*Task statement*:
Repeat every record below exactly, but leave out any pictures.

○ ○ ○ ○ ○ ○ ○

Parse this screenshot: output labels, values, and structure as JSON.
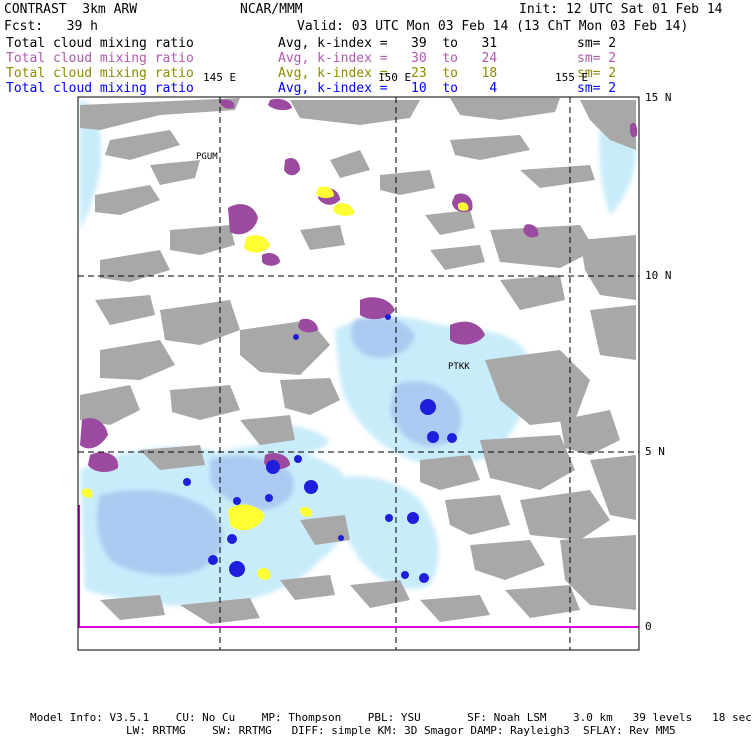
{
  "header": {
    "title": "CONTRAST  3km ARW",
    "center": "NCAR/MMM",
    "init": "Init: 12 UTC Sat 01 Feb 14",
    "fcst": "Fcst:   39 h",
    "valid": "Valid: 03 UTC Mon 03 Feb 14 (13 ChT Mon 03 Feb 14)"
  },
  "fields": [
    {
      "name": "Total cloud mixing ratio",
      "info": "Avg, k-index =   39  to   31",
      "sm": "sm= 2",
      "color": "#000000"
    },
    {
      "name": "Total cloud mixing ratio",
      "info": "Avg, k-index =   30  to   24",
      "sm": "sm= 2",
      "color": "#b05ab0"
    },
    {
      "name": "Total cloud mixing ratio",
      "info": "Avg, k-index =   23  to   18",
      "sm": "sm= 2",
      "color": "#8b8b00"
    },
    {
      "name": "Total cloud mixing ratio",
      "info": "Avg, k-index =   10  to    4",
      "sm": "sm= 2",
      "color": "#0000ff"
    }
  ],
  "map": {
    "lon_labels": [
      "145 E",
      "150 E",
      "155 E"
    ],
    "lat_labels": [
      "15 N",
      "10 N",
      "5 N",
      "0"
    ],
    "stations": [
      "PGUM",
      "PTKK"
    ],
    "colors": {
      "frame": "#000000",
      "grid": "#000000",
      "high_cloud": "#a8a8a8",
      "mid_cloud": "#9b4aa0",
      "low_cloud": "#ffff33",
      "light_cloud": "#c9ecfa",
      "dense_cloud": "#1e1edc",
      "equator_line": "#dd00dd"
    }
  },
  "footer": {
    "line1": "Model Info: V3.5.1    CU: No Cu    MP: Thompson    PBL: YSU       SF: Noah LSM    3.0 km   39 levels   18 sec",
    "line2": "LW: RRTMG    SW: RRTMG   DIFF: simple KM: 3D Smagor DAMP: Rayleigh3  SFLAY: Rev MM5"
  }
}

○ ○ ○ ○ ○ ○ ○

*Solution to this exercise*:
Parse this screenshot: output labels, values, and structure as JSON.
{
  "header": {
    "title": "CONTRAST  3km ARW",
    "center": "NCAR/MMM",
    "init": "Init: 12 UTC Sat 01 Feb 14",
    "fcst": "Fcst:   39 h",
    "valid": "Valid: 03 UTC Mon 03 Feb 14 (13 ChT Mon 03 Feb 14)"
  },
  "fields": [
    {
      "name": "Total cloud mixing ratio",
      "info": "Avg, k-index =   39  to   31",
      "sm": "sm= 2",
      "color": "#000000"
    },
    {
      "name": "Total cloud mixing ratio",
      "info": "Avg, k-index =   30  to   24",
      "sm": "sm= 2",
      "color": "#b05ab0"
    },
    {
      "name": "Total cloud mixing ratio",
      "info": "Avg, k-index =   23  to   18",
      "sm": "sm= 2",
      "color": "#8b8b00"
    },
    {
      "name": "Total cloud mixing ratio",
      "info": "Avg, k-index =   10  to    4",
      "sm": "sm= 2",
      "color": "#0000ff"
    }
  ],
  "map": {
    "lon_labels": [
      "145 E",
      "150 E",
      "155 E"
    ],
    "lat_labels": [
      "15 N",
      "10 N",
      "5 N",
      "0"
    ],
    "stations": [
      "PGUM",
      "PTKK"
    ],
    "colors": {
      "frame": "#000000",
      "grid": "#000000",
      "high_cloud": "#a8a8a8",
      "mid_cloud": "#9b4aa0",
      "low_cloud": "#ffff33",
      "light_cloud": "#c9ecfa",
      "dense_cloud": "#1e1edc",
      "equator_line": "#dd00dd"
    }
  },
  "footer": {
    "line1": "Model Info: V3.5.1    CU: No Cu    MP: Thompson    PBL: YSU       SF: Noah LSM    3.0 km   39 levels   18 sec",
    "line2": "LW: RRTMG    SW: RRTMG   DIFF: simple KM: 3D Smagor DAMP: Rayleigh3  SFLAY: Rev MM5"
  }
}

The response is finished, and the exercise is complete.